MATERIAL SHOWN:
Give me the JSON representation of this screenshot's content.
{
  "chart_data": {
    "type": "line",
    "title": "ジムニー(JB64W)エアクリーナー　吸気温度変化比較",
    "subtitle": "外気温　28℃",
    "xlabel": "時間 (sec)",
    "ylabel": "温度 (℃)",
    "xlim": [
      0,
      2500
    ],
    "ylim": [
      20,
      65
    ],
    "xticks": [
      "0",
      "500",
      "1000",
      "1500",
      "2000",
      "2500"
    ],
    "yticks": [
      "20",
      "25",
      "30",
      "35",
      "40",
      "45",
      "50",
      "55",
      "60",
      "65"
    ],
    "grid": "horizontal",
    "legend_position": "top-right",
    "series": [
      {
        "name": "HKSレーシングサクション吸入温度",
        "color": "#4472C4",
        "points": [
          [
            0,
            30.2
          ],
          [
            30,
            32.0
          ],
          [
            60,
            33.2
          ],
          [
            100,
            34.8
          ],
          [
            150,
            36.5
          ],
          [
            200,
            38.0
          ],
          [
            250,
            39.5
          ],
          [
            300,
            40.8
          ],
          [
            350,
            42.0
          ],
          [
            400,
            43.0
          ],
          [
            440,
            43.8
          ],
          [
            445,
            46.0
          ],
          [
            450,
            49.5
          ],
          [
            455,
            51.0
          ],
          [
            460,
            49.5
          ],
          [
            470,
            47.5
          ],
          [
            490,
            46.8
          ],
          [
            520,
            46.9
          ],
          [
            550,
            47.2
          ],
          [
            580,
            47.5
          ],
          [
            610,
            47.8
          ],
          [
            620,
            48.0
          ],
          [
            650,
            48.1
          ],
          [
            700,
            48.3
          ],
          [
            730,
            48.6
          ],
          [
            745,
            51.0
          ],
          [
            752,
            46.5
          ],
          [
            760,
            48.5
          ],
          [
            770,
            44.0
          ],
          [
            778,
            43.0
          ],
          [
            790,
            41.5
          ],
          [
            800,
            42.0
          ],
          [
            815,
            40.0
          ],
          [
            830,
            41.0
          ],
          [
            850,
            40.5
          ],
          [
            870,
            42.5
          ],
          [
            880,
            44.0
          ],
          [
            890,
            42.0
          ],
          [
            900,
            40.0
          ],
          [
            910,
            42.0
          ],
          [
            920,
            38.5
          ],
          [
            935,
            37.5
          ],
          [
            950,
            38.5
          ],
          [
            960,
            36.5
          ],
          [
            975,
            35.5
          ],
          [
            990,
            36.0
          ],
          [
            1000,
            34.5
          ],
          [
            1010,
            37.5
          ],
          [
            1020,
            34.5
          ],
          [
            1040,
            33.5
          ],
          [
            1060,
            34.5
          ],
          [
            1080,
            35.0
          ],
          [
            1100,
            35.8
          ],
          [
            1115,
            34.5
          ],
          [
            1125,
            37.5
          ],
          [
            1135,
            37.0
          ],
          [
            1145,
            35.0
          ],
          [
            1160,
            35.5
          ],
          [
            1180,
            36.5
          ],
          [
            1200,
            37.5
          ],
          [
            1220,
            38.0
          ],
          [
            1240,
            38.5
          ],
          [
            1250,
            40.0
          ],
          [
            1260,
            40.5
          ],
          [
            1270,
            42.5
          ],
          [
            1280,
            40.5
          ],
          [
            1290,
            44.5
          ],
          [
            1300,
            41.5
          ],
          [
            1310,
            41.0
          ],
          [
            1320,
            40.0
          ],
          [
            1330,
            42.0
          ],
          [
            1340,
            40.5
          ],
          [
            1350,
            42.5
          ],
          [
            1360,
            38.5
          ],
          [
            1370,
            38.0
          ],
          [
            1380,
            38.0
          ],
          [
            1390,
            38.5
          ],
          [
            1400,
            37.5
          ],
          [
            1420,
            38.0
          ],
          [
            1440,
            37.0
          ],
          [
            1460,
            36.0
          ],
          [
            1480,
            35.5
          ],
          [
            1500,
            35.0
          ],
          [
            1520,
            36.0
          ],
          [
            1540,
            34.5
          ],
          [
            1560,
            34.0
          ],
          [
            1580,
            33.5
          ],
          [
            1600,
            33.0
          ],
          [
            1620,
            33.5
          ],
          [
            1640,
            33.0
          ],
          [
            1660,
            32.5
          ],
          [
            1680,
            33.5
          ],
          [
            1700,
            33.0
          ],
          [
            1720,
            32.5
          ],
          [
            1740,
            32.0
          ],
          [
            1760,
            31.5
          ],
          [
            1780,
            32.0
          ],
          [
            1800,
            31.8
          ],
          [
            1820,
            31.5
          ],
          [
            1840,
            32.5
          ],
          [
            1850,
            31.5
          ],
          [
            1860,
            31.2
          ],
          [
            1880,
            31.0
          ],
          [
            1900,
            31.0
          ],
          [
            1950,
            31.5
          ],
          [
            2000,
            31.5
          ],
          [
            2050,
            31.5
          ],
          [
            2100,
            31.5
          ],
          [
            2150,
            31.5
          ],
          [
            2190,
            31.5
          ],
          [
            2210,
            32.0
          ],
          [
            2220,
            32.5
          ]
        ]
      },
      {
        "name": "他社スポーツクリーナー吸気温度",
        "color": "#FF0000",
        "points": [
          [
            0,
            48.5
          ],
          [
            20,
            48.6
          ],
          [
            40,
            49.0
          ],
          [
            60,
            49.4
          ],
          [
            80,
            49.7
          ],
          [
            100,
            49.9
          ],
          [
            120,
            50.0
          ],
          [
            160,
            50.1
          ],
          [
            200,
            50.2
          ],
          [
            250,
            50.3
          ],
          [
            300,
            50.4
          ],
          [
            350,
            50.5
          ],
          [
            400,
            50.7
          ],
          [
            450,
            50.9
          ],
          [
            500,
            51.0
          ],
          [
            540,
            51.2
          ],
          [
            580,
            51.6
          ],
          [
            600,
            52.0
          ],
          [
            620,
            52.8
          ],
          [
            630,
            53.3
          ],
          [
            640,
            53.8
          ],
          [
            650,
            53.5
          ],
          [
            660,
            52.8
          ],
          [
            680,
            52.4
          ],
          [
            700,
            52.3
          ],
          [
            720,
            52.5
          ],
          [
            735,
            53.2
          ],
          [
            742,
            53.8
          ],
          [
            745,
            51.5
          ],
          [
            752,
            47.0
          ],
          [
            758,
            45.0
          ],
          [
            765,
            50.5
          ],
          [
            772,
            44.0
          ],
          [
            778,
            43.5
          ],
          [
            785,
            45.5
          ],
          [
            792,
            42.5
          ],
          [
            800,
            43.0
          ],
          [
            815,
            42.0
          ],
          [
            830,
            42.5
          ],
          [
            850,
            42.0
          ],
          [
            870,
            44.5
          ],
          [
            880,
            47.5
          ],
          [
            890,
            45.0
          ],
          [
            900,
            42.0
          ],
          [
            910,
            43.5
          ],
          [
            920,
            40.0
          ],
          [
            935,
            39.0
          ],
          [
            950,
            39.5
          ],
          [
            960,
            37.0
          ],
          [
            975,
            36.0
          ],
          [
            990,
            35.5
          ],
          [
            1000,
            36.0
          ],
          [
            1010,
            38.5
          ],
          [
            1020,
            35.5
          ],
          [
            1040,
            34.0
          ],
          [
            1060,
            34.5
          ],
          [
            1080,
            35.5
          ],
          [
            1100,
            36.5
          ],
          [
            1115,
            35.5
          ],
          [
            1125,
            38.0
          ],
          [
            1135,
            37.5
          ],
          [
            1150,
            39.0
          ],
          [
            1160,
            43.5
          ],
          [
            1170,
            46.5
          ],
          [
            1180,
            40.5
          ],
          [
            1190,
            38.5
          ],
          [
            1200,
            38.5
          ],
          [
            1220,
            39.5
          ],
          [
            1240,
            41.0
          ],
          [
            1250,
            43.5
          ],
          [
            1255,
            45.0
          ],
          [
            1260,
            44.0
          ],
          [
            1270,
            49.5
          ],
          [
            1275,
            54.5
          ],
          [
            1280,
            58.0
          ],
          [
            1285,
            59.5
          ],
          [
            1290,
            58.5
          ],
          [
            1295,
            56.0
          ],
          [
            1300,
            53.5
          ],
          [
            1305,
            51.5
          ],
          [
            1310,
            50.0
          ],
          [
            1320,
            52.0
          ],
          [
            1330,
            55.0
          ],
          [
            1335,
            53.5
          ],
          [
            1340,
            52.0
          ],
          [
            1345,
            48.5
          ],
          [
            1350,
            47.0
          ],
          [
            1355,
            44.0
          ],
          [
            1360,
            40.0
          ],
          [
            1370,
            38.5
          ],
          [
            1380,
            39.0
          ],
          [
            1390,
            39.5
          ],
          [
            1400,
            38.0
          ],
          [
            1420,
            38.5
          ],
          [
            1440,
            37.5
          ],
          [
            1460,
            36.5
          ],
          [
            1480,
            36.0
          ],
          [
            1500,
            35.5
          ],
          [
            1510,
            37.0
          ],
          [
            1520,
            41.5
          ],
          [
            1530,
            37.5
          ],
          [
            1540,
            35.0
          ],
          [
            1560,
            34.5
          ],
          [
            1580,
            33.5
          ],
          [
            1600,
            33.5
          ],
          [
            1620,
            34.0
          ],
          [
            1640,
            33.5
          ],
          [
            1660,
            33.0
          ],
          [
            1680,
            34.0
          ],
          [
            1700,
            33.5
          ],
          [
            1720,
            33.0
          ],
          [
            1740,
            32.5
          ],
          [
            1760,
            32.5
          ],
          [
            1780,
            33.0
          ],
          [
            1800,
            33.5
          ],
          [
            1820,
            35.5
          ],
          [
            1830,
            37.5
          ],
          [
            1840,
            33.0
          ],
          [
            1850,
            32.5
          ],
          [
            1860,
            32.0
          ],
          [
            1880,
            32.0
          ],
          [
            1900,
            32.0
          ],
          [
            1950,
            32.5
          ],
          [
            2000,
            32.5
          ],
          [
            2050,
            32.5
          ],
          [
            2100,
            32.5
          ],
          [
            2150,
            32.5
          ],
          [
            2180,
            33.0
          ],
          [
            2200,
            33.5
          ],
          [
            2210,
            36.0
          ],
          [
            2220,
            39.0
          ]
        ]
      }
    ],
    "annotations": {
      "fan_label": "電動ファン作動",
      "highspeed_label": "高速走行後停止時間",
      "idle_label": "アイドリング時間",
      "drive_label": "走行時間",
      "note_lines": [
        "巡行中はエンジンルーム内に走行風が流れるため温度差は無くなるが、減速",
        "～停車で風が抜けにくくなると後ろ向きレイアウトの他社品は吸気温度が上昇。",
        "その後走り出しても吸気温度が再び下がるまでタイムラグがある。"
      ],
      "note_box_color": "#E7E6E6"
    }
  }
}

GOAL:
Identify every line where the string "name" appears.

FINAL RESULT:
        "name": "HKSレーシングサクション吸入温度",
        "name": "他社スポーツクリーナー吸気温度",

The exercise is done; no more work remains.